Stored records
•••
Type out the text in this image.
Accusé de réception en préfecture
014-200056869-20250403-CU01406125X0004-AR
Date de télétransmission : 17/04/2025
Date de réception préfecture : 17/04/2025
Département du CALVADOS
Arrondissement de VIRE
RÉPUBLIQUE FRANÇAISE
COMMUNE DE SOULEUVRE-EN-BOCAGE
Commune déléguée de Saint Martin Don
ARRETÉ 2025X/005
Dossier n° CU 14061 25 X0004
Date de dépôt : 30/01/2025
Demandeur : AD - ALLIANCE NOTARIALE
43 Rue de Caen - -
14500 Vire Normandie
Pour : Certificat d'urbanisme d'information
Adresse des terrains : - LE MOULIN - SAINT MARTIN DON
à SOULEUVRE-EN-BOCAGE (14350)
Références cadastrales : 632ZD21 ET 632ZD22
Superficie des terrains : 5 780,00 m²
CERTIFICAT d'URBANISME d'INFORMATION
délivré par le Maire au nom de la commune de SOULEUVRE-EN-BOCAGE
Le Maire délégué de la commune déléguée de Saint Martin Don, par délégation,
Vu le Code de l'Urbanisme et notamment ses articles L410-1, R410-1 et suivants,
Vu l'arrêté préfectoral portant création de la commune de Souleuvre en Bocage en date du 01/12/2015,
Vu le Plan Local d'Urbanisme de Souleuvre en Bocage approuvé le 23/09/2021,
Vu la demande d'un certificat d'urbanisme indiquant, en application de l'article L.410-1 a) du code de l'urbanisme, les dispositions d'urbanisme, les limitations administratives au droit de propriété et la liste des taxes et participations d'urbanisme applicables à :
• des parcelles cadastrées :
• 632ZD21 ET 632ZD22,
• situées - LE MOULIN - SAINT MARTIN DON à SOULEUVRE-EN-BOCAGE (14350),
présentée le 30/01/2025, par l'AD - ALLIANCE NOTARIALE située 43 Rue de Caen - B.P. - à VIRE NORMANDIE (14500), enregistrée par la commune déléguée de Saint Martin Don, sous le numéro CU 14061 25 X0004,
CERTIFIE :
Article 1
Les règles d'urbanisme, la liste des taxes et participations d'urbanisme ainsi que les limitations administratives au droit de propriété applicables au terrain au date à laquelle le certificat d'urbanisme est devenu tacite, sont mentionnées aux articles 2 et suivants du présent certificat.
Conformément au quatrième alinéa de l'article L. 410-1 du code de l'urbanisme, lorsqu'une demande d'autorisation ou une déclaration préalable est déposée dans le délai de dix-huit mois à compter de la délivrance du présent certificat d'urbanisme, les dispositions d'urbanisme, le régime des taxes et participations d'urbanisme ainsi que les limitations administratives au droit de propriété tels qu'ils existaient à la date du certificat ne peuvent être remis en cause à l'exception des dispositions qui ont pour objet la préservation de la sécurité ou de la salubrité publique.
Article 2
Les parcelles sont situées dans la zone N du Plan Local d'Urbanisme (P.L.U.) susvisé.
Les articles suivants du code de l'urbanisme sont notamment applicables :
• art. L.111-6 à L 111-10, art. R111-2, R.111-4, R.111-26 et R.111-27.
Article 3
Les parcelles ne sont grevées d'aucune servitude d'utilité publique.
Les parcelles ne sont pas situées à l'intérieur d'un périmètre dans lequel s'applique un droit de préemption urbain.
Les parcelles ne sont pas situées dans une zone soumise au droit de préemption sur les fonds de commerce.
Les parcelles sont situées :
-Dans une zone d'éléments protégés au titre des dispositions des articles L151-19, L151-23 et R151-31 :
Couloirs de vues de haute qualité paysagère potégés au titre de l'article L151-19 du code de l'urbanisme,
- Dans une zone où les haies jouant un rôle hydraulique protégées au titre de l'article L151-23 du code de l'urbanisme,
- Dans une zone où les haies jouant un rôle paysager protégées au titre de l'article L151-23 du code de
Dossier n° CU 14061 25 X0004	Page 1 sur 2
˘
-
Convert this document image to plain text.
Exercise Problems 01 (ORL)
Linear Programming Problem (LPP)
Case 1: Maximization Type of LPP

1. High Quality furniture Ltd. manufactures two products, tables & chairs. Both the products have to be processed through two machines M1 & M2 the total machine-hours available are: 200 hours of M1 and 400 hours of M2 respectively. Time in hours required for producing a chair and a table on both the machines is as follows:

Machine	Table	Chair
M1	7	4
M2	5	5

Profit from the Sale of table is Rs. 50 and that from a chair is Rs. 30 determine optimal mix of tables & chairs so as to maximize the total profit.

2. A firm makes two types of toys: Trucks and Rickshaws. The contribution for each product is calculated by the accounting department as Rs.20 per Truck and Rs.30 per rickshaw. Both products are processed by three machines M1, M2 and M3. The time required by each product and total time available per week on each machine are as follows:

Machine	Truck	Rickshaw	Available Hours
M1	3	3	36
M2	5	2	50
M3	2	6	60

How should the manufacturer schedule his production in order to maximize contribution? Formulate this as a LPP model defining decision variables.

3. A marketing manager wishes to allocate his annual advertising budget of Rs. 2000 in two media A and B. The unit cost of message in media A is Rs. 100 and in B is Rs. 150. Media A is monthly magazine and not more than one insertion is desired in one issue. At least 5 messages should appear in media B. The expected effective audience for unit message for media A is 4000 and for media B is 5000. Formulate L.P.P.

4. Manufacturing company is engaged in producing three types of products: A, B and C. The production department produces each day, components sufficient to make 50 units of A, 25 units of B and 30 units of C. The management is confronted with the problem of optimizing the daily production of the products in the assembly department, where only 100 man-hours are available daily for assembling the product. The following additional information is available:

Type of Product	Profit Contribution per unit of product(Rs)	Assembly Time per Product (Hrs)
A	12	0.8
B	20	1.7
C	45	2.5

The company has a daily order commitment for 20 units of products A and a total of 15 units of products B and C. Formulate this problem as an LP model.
•••
**Given request**: Figure out how many lines of the data above include "tables", then give the number and nothing more.

**Result for this task**: 2